**To do**.
1. According to the article on the Mediterranean migrant deaths, roughly how many migrants are estimated to have died trying to cross Europe's southern borders since 1993?
2. Carry on the article about the Mediterranean migrant deaths, picking up after its final sentence.

**Selected extract**.
= = = =

This is the full version of my article on the Mediterranean migrant tragedy, first published in the New York Times last month, at the start of the current crisis, under the headline ‘Migrants face Fortress Europe’s deadly moat’. ( I cannot publish my New York Times articles on Pandaemonium until the following month.)
Up to 1,200 people are believed to have died this past week when, in several incidents, their flimsy boats foundered in the Mediterranean. These migrants from Syria, Mali, Eritrea, Somalia and beyond had set out from North Africa hoping to reach Europe’s southern shores. Fleeing war and poverty, most had paid large sums to traffickers.
The scale of the tragedies is shocking. But it is nothing new. It is estimated that since 1993, some 20,000 migrants have died trying to cross Europe’s southern borders. The true figure is undoubtedly higher: thousands will have perished, their deaths unrecorded.

= = = =

**Data shown**.
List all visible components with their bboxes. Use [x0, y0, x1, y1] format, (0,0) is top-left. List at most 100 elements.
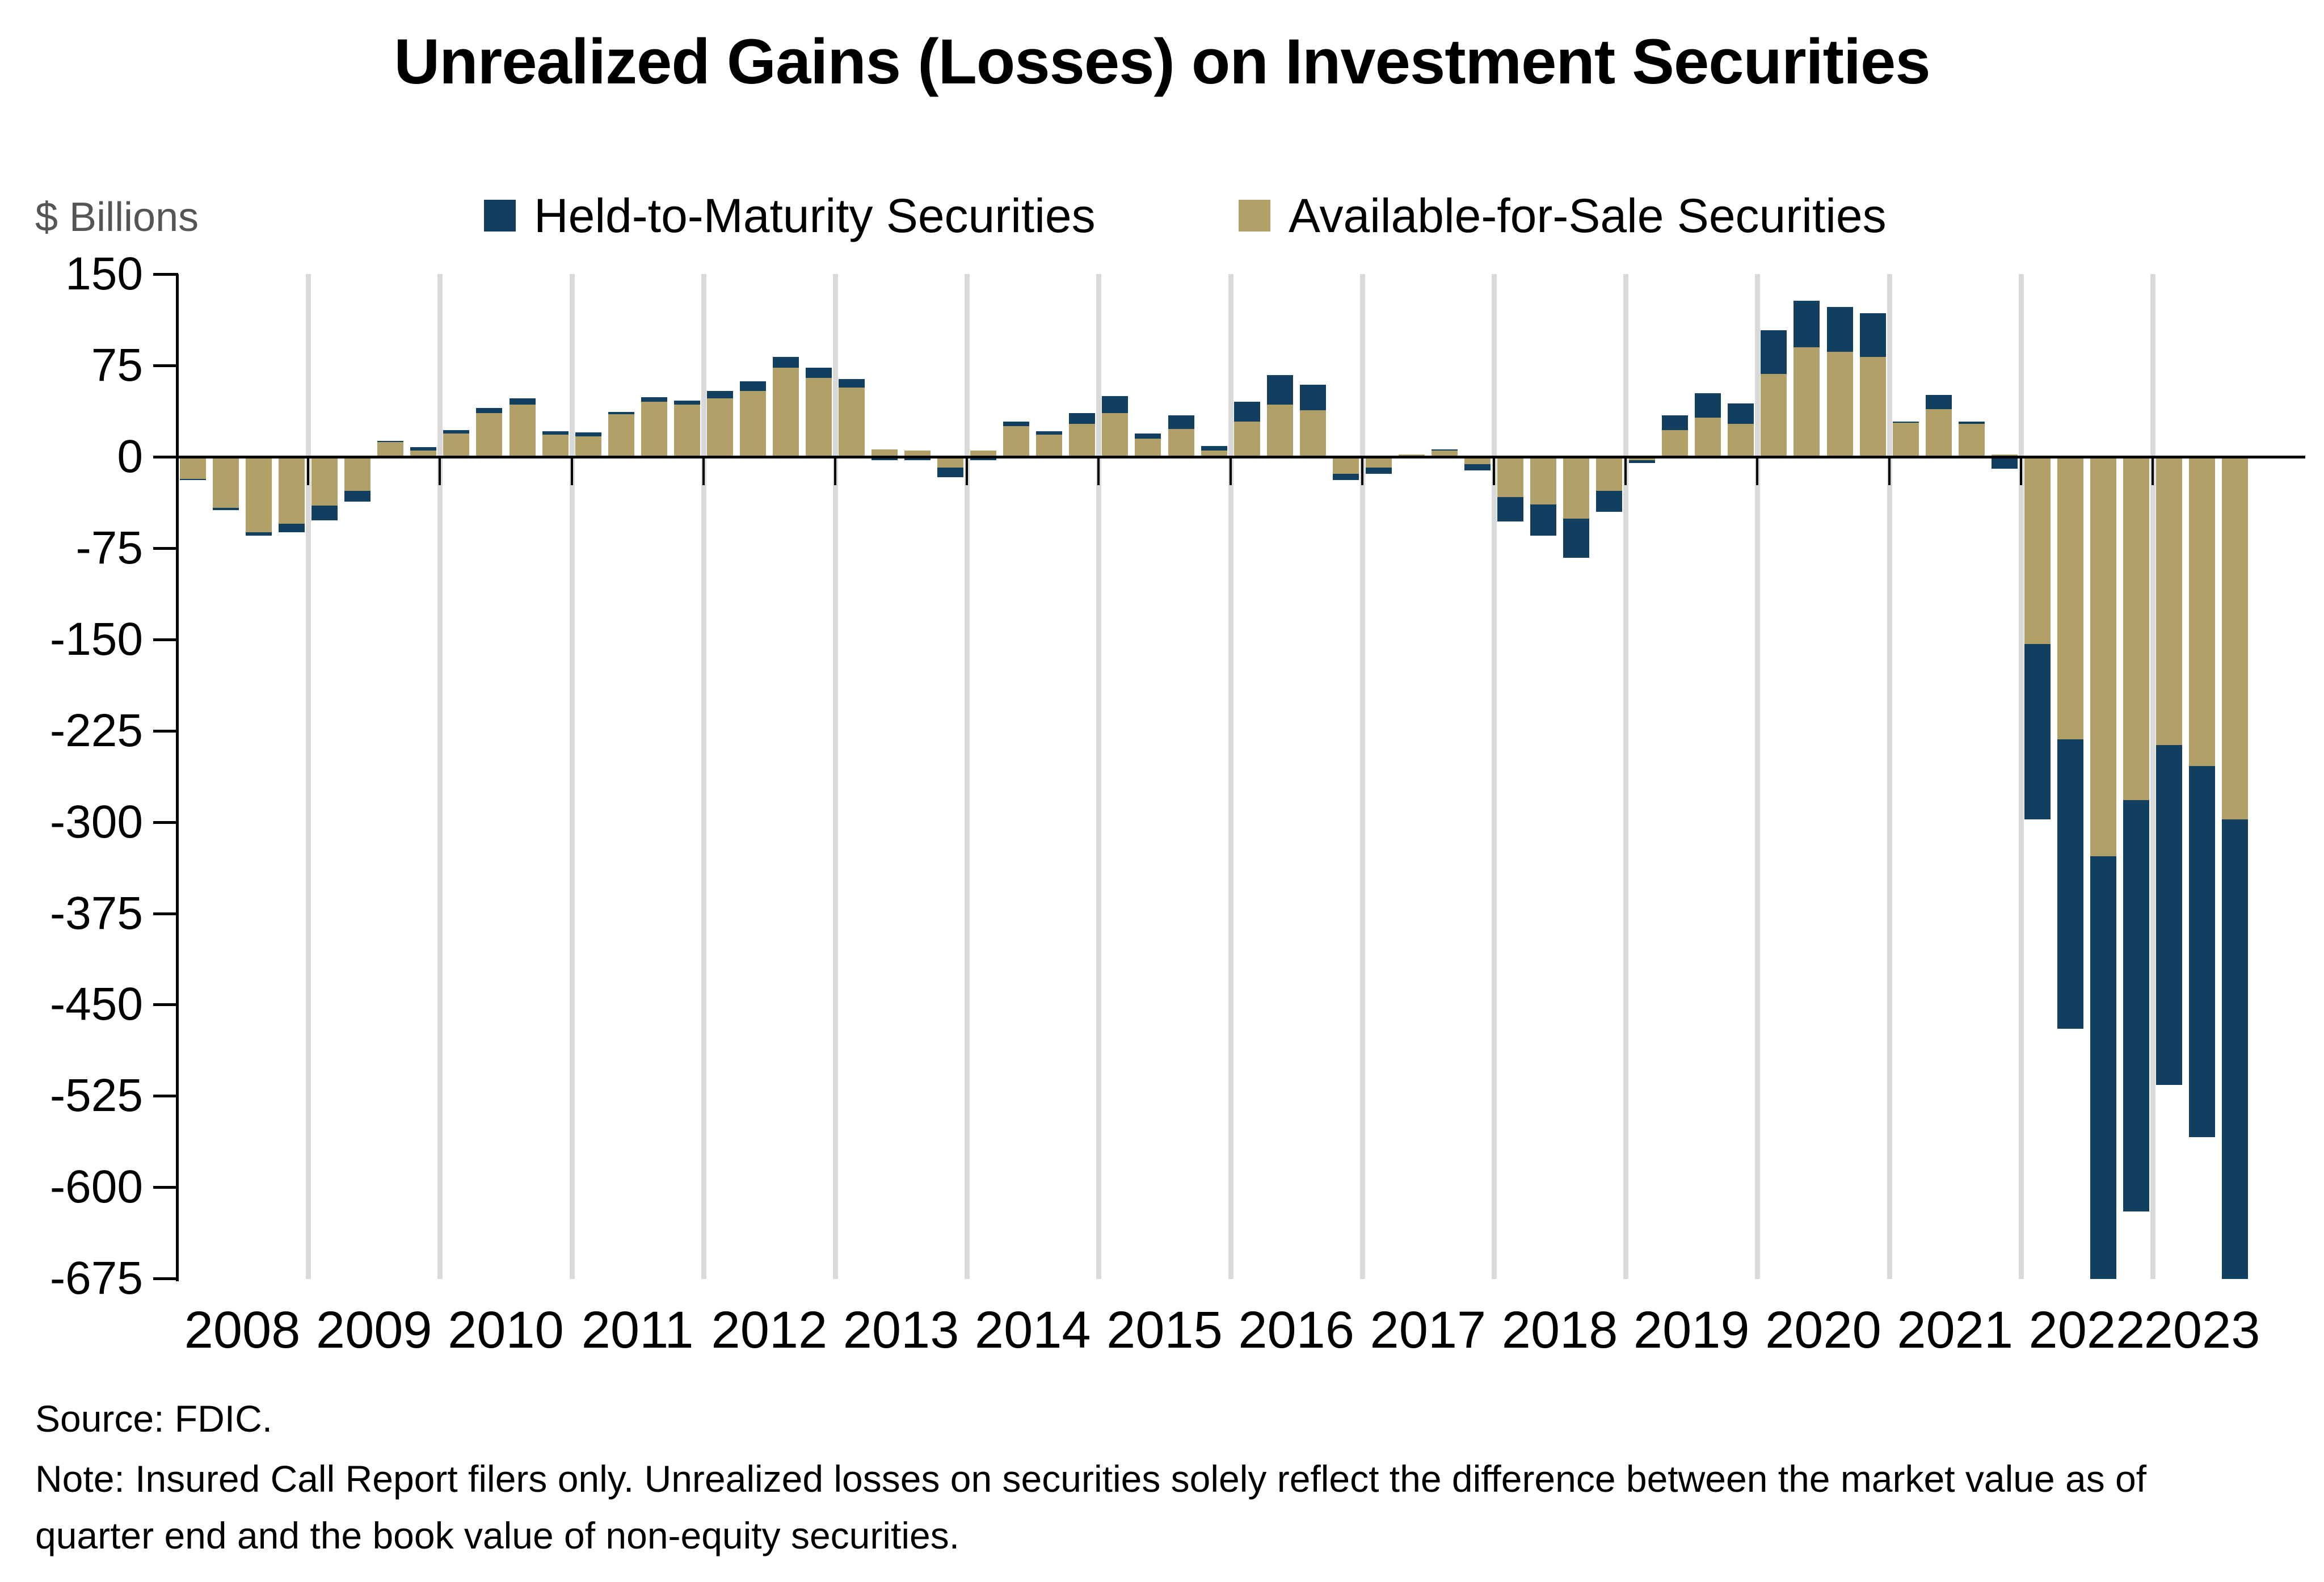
- year-gridline: [1492, 274, 1497, 1279]
- year-label-2014: 2014: [974, 1301, 1091, 1359]
- y-tick-label: -150: [49, 613, 143, 665]
- bar-afs-2009Q2: [344, 457, 371, 491]
- bar-afs-2020Q2: [1793, 347, 1820, 457]
- bar-htm-2011Q1: [575, 432, 601, 436]
- y-axis-tick: [153, 1277, 178, 1281]
- year-label-2010: 2010: [448, 1301, 564, 1359]
- bar-afs-2009Q1: [311, 457, 338, 506]
- year-label-2015: 2015: [1106, 1301, 1223, 1359]
- legend-label-htm: Held-to-Maturity Securities: [534, 189, 1096, 242]
- year-gridline: [1228, 274, 1233, 1279]
- bar-afs-2015Q4: [1201, 451, 1227, 457]
- x-axis-tick: [439, 457, 441, 485]
- year-gridline: [833, 274, 838, 1279]
- bar-afs-2019Q3: [1695, 418, 1721, 457]
- bar-htm-2013Q4: [937, 468, 964, 478]
- year-gridline: [1887, 274, 1892, 1279]
- bar-afs-2019Q4: [1728, 424, 1754, 457]
- bar-afs-2011Q4: [673, 404, 700, 457]
- bar-htm-2015Q2: [1135, 434, 1161, 439]
- bar-afs-2013Q2: [872, 449, 898, 457]
- x-axis-tick: [966, 457, 969, 485]
- year-gridline: [306, 274, 311, 1279]
- bar-htm-2023Q1: [2156, 745, 2182, 1085]
- bar-htm-2014Q2: [1003, 421, 1030, 427]
- bar-htm-2012Q2: [739, 381, 766, 392]
- x-axis-tick: [2019, 457, 2022, 485]
- bar-htm-2016Q4: [1332, 474, 1359, 480]
- bar-htm-2017Q3: [1431, 449, 1458, 451]
- bar-afs-2015Q1: [1102, 413, 1129, 457]
- bar-htm-2008Q1: [180, 478, 206, 480]
- y-tick-label: -300: [49, 796, 143, 848]
- year-gridline: [965, 274, 970, 1279]
- x-axis-zero-line: [178, 456, 2305, 458]
- bar-htm-2019Q4: [1728, 403, 1754, 424]
- bar-afs-2017Q2: [1398, 454, 1425, 457]
- bar-htm-2020Q1: [1761, 330, 1787, 375]
- year-label-2013: 2013: [843, 1301, 959, 1359]
- bar-afs-2015Q3: [1168, 428, 1194, 457]
- year-gridline: [1623, 274, 1629, 1279]
- bar-htm-2010Q4: [542, 431, 569, 435]
- bar-afs-2011Q1: [575, 436, 601, 457]
- note-text: Note: Insured Call Report filers only. U…: [35, 1458, 2147, 1557]
- bar-afs-2010Q2: [476, 413, 503, 457]
- bar-afs-2021Q2: [1925, 409, 1952, 457]
- bar-afs-2017Q1: [1365, 457, 1392, 468]
- bar-afs-2018Q4: [1596, 457, 1623, 491]
- bar-afs-2022Q3: [2090, 457, 2116, 856]
- y-axis-tick: [153, 821, 178, 824]
- bar-htm-2021Q4: [1991, 457, 2018, 469]
- year-label-2022: 2022: [2028, 1301, 2145, 1359]
- bar-afs-2014Q2: [1003, 426, 1030, 457]
- bar-afs-2017Q4: [1464, 457, 1491, 464]
- bar-afs-2014Q1: [970, 451, 997, 457]
- x-axis-tick: [2152, 457, 2154, 485]
- bar-afs-2022Q1: [2024, 457, 2051, 645]
- bar-htm-2012Q4: [805, 368, 832, 378]
- bar-htm-2014Q3: [1036, 431, 1063, 435]
- year-label-2008: 2008: [184, 1301, 301, 1359]
- bar-htm-2017Q1: [1365, 468, 1392, 474]
- bar-htm-2019Q2: [1662, 415, 1689, 430]
- x-axis-tick: [1229, 457, 1232, 485]
- year-label-2021: 2021: [1897, 1301, 2013, 1359]
- bar-afs-2021Q4: [1991, 454, 2018, 457]
- year-label-2020: 2020: [1765, 1301, 1881, 1359]
- bar-htm-2022Q2: [2057, 739, 2083, 1029]
- y-axis-line: [176, 274, 179, 1281]
- x-axis-tick: [702, 457, 705, 485]
- bar-htm-2009Q4: [410, 447, 437, 451]
- bar-htm-2021Q3: [1958, 421, 1985, 424]
- bar-afs-2008Q1: [180, 457, 206, 479]
- bar-htm-2013Q3: [904, 457, 931, 461]
- y-axis-tick: [153, 546, 178, 550]
- year-label-2011: 2011: [581, 1301, 694, 1359]
- year-label-2023: 2023: [2144, 1301, 2260, 1359]
- bar-afs-2010Q4: [542, 435, 569, 457]
- x-axis-tick: [570, 457, 573, 485]
- bar-htm-2019Q3: [1695, 393, 1721, 418]
- bar-htm-2016Q1: [1233, 402, 1260, 422]
- bar-afs-2008Q2: [213, 457, 239, 508]
- bar-afs-2016Q3: [1299, 410, 1326, 457]
- year-gridline: [1359, 274, 1365, 1279]
- bar-htm-2008Q3: [246, 532, 272, 536]
- bar-afs-2018Q1: [1497, 457, 1523, 497]
- bar-htm-2011Q4: [673, 401, 700, 405]
- bar-afs-2022Q2: [2057, 457, 2083, 739]
- chart-title: Unrealized Gains (Losses) on Investment …: [394, 26, 1930, 97]
- year-gridline: [1755, 274, 1761, 1279]
- bar-htm-2008Q2: [213, 508, 239, 511]
- bar-htm-2018Q4: [1596, 491, 1623, 512]
- bar-htm-2022Q3: [2090, 856, 2116, 1279]
- y-axis-tick: [153, 729, 178, 733]
- bar-htm-2019Q1: [1629, 460, 1656, 463]
- y-axis-tick: [153, 1095, 178, 1098]
- bar-htm-2013Q2: [872, 457, 898, 461]
- x-axis-tick: [1493, 457, 1495, 485]
- bar-afs-2011Q3: [641, 402, 667, 457]
- y-axis-tick: [153, 1003, 178, 1007]
- y-tick-label: -450: [49, 978, 143, 1030]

= = = =

**Expected answers**.
1. Some 20,000 migrants.

2.
Who is to blame? European politicians point the finger at traffickers. European Union officials have come up with a 10-point plan, at the heart of which was military action to destroy smugglers’ networks.
The traffickers are certainly odious figures, recklessly placing migrants in peril. But what pushes migrants into the hands of traffickers are the European Union’s own policies. The EU’s approach to immigration has been to treat it as a matter not of human need, but of criminality. It has developed a three-pronged strategy of militarizing border controls, criminalizing migration and outsourcing controls.
For more than three decades, the European Union has been constructing what critics justly call ‘Fortress Europe’, a cordon protected by sea, air and land patrols, and a high-tech surveillance system of satellites and drones. When a journalist from Germany’s Der Spiegel magazine visited the control room of Frontex, the European border agency, he observed that the language used was that of ‘defending Europe against an enemy’.
The decision last year to scrap Mare Nostrum, the Italian-run search-and-rescue program, highlights this strategy. Mare Nostrum was replaced by Operation Triton, smaller in scope and with an entirely different aim — not saving lives but surveillance and border protection. The number of migrants now attempting to reach Europe is little different from that for the same period last year. The death toll has leapt 30-fold.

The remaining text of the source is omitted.